Stando alle voci della propaganda, al plurale, il referendum di novembre (ormai la data è quasi certa) si configura come uno straordinario appuntamento per l’esercizio del voto di scambio. Sia il fronte del “si” che quello del “no” vi partecipano con grande impegno anche se, probabilmente, non se ne rendono conto. Perché – ed è il peggio del caso – non sono in mala fede.

Di che si tratta? In qualche modo le due parti in contesa fanno intendere agli elettori che se voteranno in un certo modo determineranno una sorta di … aggiunta al responso delle urne. Che non produrrà alterazioni sul contenuto del quesito vittorioso, ma darà a molti l’impressione di aver ottenuto un vantaggio o un beneficio ulteriore o comunque l’appagamento di un’aspirazione o di un desiderio politico.

La sfilata dei “fini secondi”

Ogni soggetto in causa espone motivazioni che vanno al di là del quesito specifico sulla struttura delle istituzioni che si vogliono cambiare. Ed è così che si compie la rivincita dei secondi fini sullo scopo primario della consultazione.

> [ESTRATTO DATI]:
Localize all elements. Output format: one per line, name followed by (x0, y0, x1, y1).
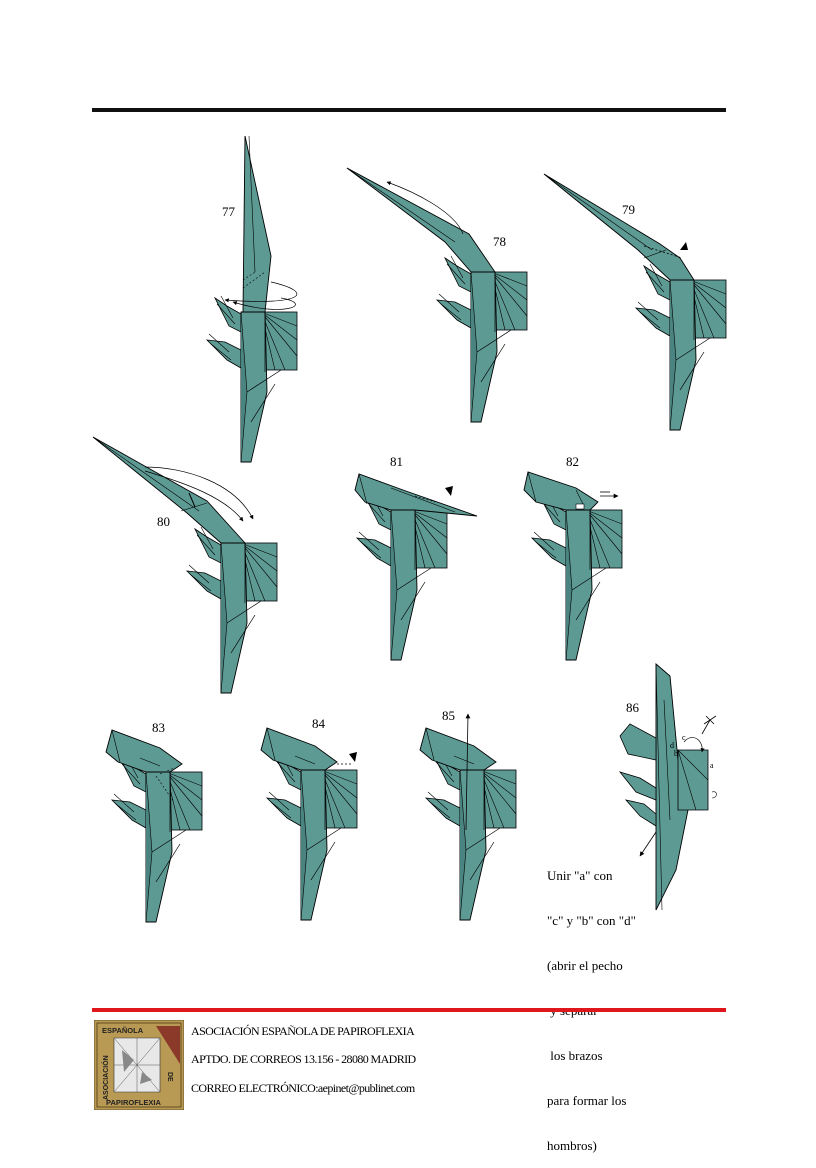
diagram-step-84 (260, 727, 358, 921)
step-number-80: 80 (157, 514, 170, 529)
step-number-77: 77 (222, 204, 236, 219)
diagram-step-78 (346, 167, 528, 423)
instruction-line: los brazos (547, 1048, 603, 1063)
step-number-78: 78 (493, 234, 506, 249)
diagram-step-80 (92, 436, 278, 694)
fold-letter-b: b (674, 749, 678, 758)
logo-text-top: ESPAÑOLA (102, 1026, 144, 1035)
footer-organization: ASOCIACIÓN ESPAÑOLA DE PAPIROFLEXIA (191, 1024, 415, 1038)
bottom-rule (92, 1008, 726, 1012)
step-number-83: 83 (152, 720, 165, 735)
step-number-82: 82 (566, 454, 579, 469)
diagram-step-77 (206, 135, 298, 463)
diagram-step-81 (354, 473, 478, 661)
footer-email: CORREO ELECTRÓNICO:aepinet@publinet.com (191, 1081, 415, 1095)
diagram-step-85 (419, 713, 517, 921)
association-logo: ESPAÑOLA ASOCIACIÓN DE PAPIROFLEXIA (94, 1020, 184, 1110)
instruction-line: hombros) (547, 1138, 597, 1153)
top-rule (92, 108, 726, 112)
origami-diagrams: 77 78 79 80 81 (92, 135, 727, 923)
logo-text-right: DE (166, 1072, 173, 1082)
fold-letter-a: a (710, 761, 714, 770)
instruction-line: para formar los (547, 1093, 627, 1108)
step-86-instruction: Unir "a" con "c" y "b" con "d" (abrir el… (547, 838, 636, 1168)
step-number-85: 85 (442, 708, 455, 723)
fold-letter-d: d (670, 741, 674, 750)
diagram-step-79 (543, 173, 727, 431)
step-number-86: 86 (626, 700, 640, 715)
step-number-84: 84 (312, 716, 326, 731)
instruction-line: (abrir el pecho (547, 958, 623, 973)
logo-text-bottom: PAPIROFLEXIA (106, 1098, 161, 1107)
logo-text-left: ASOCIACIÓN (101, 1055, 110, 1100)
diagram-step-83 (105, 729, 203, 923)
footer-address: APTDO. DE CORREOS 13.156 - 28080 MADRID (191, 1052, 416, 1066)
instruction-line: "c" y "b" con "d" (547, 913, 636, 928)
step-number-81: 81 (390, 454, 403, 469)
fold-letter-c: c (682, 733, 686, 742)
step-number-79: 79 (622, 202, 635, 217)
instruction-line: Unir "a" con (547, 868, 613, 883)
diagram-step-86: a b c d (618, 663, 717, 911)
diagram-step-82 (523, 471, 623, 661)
* * *
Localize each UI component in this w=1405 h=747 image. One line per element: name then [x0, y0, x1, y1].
* * *
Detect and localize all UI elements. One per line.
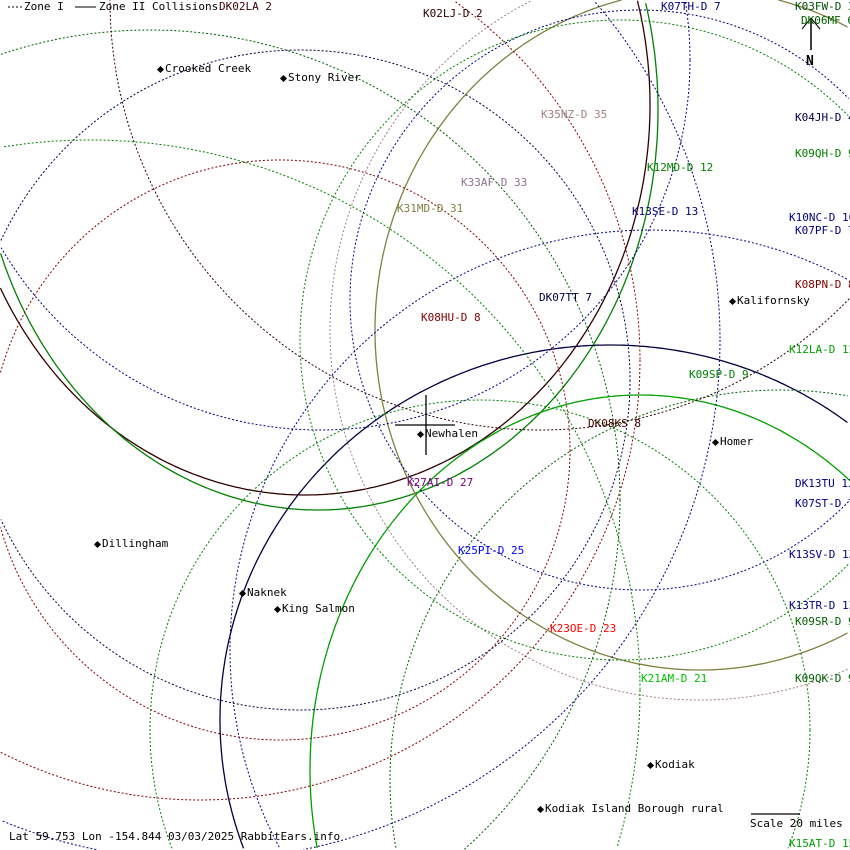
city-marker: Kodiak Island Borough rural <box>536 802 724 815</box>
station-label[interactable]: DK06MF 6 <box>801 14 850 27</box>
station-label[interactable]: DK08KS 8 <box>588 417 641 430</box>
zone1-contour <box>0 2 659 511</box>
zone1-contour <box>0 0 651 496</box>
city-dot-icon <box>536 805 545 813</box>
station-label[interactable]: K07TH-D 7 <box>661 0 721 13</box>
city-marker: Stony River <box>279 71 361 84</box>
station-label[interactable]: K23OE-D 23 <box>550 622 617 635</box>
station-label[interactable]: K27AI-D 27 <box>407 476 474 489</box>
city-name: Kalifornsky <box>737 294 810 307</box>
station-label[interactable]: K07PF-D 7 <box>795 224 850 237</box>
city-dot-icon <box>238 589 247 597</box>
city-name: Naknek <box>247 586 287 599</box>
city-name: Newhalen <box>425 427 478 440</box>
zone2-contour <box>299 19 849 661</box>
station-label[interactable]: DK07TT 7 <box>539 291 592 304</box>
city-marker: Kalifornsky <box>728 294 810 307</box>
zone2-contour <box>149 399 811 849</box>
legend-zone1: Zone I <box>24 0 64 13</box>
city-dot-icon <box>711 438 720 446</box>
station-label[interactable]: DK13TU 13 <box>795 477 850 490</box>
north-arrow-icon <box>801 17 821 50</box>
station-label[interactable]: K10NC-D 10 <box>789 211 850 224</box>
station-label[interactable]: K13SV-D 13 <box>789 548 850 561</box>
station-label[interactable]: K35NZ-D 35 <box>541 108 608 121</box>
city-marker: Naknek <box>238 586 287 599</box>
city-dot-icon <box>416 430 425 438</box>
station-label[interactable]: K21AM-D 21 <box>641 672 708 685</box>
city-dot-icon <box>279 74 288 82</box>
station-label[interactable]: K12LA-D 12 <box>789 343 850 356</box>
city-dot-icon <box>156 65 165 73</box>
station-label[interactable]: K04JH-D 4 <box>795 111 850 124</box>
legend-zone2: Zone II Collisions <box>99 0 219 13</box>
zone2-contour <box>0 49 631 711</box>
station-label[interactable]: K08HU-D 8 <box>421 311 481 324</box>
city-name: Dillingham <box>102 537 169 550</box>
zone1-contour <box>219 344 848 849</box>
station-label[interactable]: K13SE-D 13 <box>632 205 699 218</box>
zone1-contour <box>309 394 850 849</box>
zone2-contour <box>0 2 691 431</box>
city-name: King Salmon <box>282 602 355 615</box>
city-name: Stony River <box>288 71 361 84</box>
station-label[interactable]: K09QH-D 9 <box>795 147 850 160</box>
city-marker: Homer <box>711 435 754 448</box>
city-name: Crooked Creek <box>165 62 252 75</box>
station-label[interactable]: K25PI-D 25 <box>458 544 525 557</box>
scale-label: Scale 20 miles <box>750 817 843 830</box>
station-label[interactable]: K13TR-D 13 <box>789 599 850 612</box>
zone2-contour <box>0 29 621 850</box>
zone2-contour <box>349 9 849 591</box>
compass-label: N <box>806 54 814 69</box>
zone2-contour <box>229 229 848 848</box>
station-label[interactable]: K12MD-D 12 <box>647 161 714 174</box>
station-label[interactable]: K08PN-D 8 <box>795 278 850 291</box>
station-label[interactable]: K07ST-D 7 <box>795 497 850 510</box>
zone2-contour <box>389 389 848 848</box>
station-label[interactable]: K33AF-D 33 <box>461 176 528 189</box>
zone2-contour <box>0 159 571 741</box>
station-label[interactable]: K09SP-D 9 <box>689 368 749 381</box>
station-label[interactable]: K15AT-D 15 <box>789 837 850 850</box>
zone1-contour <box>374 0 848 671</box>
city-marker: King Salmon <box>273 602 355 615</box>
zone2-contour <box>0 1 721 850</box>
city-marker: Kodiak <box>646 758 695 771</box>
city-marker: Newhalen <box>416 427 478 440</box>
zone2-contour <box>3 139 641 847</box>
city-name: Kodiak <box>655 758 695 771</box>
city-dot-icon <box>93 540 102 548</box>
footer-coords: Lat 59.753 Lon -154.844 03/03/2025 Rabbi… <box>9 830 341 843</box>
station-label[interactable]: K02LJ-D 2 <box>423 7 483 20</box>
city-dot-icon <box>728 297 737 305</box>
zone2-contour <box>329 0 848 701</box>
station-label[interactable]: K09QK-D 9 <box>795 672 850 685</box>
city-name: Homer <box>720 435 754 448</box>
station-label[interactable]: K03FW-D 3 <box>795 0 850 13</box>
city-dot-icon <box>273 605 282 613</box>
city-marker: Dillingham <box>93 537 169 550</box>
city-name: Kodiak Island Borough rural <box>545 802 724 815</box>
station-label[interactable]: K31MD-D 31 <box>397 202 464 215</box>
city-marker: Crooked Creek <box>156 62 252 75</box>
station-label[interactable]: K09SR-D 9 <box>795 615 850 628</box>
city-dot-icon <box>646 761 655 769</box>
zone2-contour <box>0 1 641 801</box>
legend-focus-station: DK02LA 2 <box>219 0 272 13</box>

> [ESERCIZIO ASSEGNATO 1]:
Rispondi a queste domande sul brano dedicato al referendum di novembre.
(a) Quali fronti partecipano al voto di scambio, secondo il primo paragrafo?
(b) Che cosa viene indicato come "il peggio del caso"?
(c) Su che cosa si compie la rivincita dei secondi fini, secondo l'ultimo paragrafo?
> [ESERCIZIO ASSEGNATO 2]:
Prosegui il brano sul referendum di novembre dopo la frase sulla rivincita dei secondi fini.

> [RISULTATO 1]:
(a) Il fronte del "si" e quello del "no".
(b) Il fatto che le due parti non sono in mala fede.
(c) Sullo scopo primario della consultazione.

> [RISULTATO 2]:
Proviamo a dettagliare. Per i seguaci del dottor Gandolfini (fu lui a introdurre il tema; perché dimenticarlo?) il “no” sarebbe la giusta punizione per un governo (e per un presidente cattolico) colpevoli di aver patrocinato la legge sulle unioni civili. Per tutte le opposizioni l’obbiettivo di rovesciare il governo è enunciato all’unisono anche se con molte variazioni di tono. Né alla regola fanno eccezione le minoranze critiche della maggioranza, quelle che hanno approvato la riforma in Parlamento ma condizionano l’orientamento referendario dei loro presunti seguaci al cambio della legge elettorale; ed è qui che ci si inoltra nel vasto campo delle contropartite e dei voti di scambio.

Negli ultimi giorni, poi, le notizie sull’andamento niente affatto gradevole dell’economia hanno portato altre fascine al fuoco di una generale resa dei conti; il che oscura ogni ricerca sullo “specifico” della riforma e porta alla ribalta tutte le ragioni del malcontento che di norma si scaricano sull’esecutivo ad ogni occasione di voto.

Il ricorso ai “bonus” aggiuntivi

In queste condizioni pare davvero arduo il tentativo, che pure alcuni continuano a coltivare, di riportare l’attenzione sulle ragioni della riforma e sugli effettivi vantaggi per il sistema che si otterrebbero, per stare all’essenziale, con il superamento del bicameralismo perfetto o con la rettifica, stavolta a favore del centro, del rapporto tra Stato e regioni. E ciò sconvolge previsioni e pronostici e allarga il campo dell’incertezza.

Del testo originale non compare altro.